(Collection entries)

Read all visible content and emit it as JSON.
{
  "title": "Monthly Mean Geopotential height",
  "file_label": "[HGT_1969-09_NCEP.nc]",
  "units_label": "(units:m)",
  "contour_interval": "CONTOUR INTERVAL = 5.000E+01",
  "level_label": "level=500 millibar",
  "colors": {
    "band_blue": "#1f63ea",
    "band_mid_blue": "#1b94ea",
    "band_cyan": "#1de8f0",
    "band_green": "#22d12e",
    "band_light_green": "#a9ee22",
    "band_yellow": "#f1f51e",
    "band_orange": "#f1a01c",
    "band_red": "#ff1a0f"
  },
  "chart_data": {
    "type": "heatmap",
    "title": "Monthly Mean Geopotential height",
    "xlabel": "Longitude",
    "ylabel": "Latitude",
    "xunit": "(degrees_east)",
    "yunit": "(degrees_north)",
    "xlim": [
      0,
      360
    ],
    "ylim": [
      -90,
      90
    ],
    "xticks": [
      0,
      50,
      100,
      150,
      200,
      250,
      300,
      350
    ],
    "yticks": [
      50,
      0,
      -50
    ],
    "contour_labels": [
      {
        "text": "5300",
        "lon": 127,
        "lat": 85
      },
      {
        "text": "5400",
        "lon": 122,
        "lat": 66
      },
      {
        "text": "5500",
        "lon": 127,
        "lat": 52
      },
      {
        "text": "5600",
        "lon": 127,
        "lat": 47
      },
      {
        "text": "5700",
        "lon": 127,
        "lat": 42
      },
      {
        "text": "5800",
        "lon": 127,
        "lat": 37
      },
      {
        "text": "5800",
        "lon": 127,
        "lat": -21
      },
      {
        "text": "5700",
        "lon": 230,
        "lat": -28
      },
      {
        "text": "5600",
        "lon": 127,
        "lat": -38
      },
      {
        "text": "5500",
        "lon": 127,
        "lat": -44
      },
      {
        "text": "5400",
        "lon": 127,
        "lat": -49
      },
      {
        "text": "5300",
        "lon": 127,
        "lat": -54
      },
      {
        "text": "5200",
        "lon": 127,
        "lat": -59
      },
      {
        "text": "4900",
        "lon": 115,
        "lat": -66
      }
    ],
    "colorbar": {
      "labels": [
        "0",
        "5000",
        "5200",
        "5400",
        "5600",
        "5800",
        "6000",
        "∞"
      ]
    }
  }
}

---

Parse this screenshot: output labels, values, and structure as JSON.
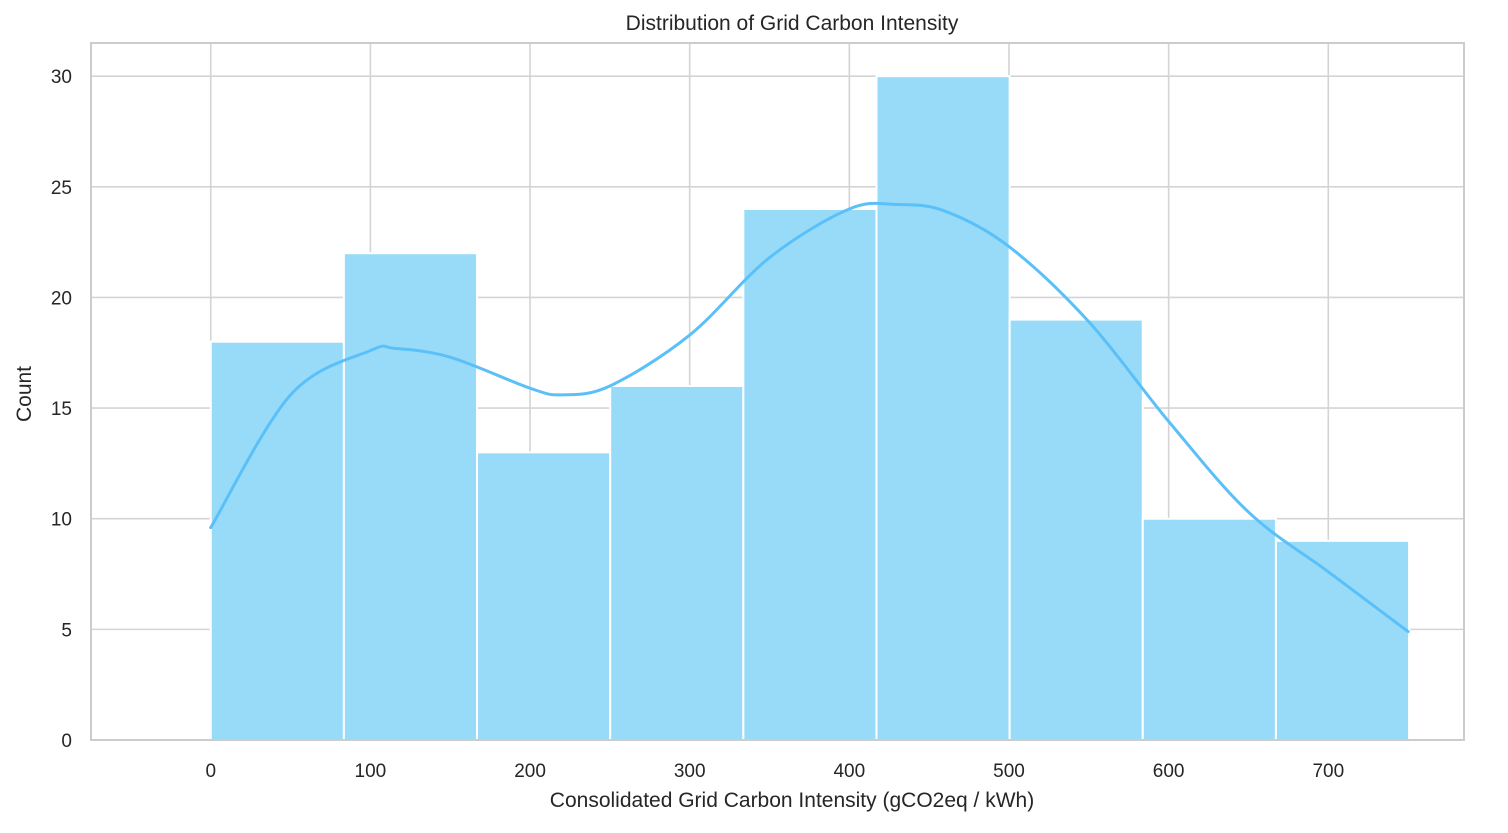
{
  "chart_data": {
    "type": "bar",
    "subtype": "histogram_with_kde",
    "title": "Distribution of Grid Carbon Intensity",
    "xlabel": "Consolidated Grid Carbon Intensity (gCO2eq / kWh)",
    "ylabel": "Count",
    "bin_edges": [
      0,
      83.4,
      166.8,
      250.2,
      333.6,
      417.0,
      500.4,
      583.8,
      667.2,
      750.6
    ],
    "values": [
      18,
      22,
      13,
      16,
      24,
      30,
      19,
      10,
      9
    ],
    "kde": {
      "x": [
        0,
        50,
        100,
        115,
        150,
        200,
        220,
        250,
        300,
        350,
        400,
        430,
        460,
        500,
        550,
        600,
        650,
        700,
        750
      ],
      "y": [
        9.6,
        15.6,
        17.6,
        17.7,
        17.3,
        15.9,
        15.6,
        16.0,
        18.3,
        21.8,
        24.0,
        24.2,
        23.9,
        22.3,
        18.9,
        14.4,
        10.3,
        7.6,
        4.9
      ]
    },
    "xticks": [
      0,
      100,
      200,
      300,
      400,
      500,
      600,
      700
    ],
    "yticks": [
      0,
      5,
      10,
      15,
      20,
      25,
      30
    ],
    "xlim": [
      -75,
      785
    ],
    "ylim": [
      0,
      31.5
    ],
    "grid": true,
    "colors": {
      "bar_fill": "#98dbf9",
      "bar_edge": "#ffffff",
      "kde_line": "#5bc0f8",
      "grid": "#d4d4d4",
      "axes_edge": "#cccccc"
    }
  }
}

* **Set exercise**
Scan the lines for the string "xlabel". Copy out each line that matches.

* **Full response**
    "xlabel": "Longitude",
    "xlabel": "Consolidated Grid Carbon Intensity (gCO2eq / kWh)",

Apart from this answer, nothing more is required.